## [Requirements]
Tally the lines that contain "从题中所给的A" and report the total alone.

## [Supplied data]
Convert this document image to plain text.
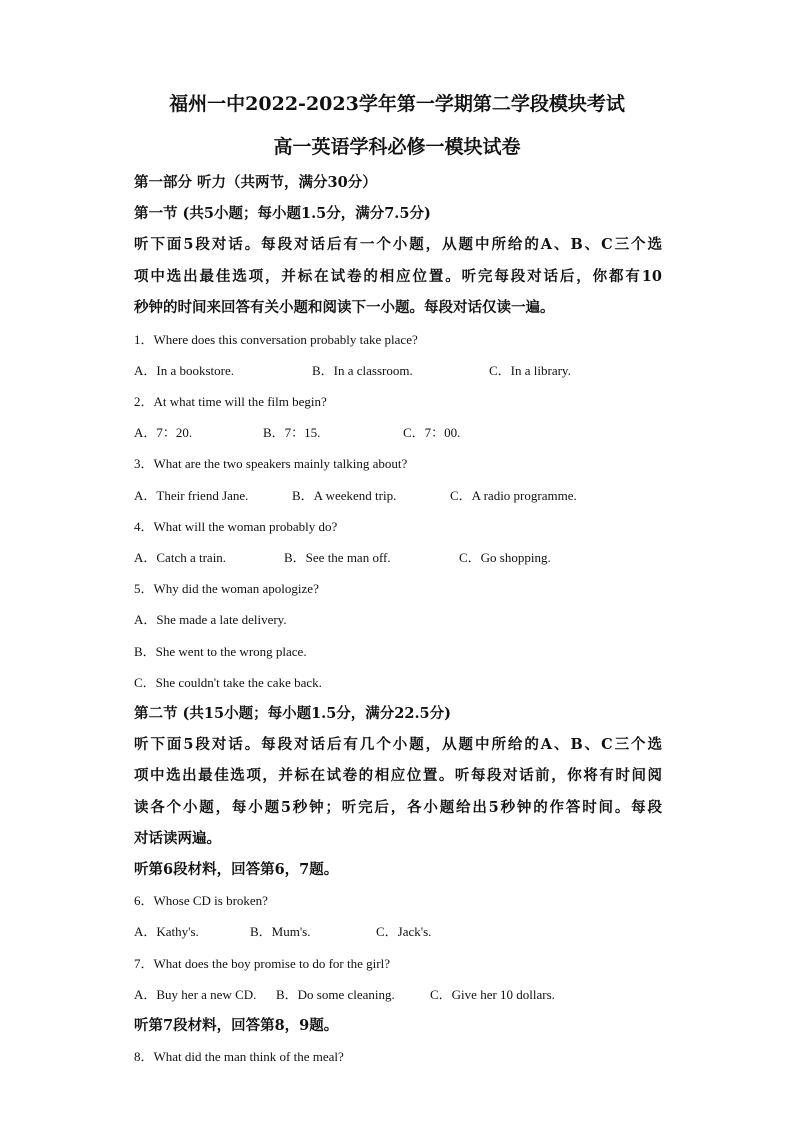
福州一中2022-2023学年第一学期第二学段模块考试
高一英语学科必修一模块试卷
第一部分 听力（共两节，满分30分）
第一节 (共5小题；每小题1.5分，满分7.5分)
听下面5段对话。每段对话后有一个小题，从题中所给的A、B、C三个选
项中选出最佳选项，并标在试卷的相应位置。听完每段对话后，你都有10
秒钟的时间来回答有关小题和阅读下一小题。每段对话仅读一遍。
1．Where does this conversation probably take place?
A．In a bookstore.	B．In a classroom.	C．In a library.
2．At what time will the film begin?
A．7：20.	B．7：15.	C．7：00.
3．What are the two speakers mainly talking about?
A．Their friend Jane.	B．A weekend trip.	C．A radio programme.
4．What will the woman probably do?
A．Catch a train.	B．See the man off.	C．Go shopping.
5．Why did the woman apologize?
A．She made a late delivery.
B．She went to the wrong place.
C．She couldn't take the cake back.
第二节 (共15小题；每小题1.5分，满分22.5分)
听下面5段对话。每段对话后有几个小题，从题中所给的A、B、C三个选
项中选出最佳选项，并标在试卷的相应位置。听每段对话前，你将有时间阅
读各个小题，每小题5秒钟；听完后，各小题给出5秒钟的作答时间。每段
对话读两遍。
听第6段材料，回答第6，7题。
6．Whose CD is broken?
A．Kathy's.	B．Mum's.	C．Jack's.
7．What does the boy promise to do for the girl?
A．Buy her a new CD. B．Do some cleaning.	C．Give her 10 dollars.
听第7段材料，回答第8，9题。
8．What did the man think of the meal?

---

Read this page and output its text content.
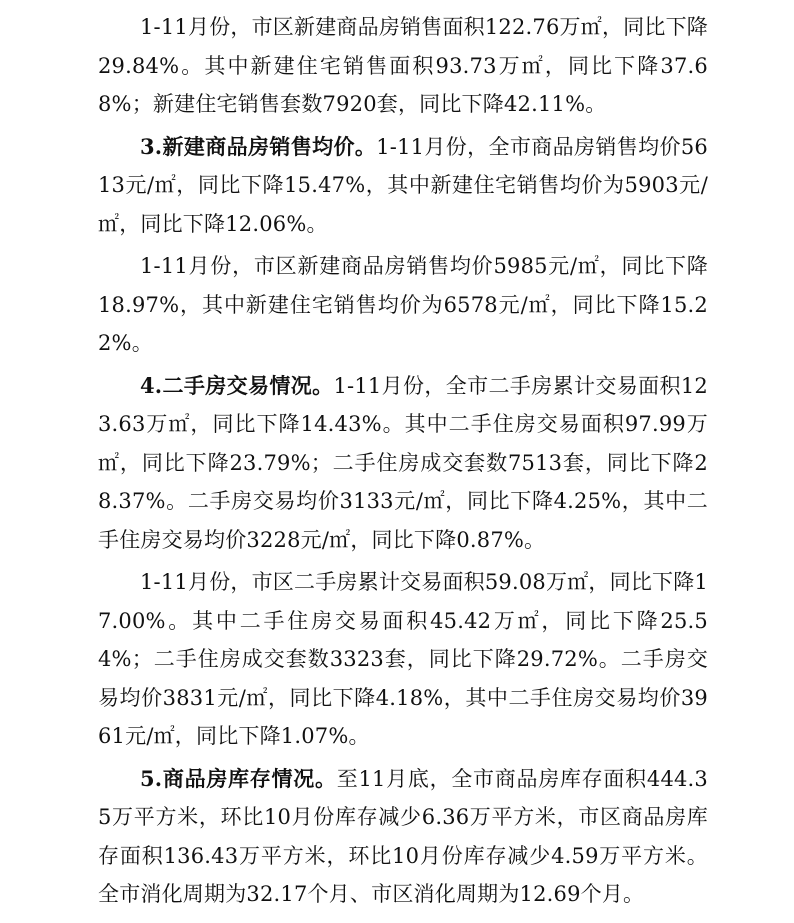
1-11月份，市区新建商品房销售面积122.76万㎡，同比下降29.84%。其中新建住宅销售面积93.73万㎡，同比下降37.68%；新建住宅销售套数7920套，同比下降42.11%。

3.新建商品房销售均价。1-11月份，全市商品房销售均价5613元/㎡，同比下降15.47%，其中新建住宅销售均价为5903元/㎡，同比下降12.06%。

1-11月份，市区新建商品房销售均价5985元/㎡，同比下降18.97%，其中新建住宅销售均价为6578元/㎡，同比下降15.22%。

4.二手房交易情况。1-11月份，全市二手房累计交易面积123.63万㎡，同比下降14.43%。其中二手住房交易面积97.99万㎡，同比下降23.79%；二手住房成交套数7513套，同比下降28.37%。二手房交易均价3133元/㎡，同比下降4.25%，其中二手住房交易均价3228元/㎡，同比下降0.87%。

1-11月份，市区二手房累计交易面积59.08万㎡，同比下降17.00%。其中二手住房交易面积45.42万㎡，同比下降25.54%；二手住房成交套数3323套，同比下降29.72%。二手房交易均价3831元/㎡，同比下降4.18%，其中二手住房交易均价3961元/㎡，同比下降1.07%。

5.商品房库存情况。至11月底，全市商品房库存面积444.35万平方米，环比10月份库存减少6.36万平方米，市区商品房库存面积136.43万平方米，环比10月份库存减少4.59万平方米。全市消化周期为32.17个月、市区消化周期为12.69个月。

## [Task answer]
2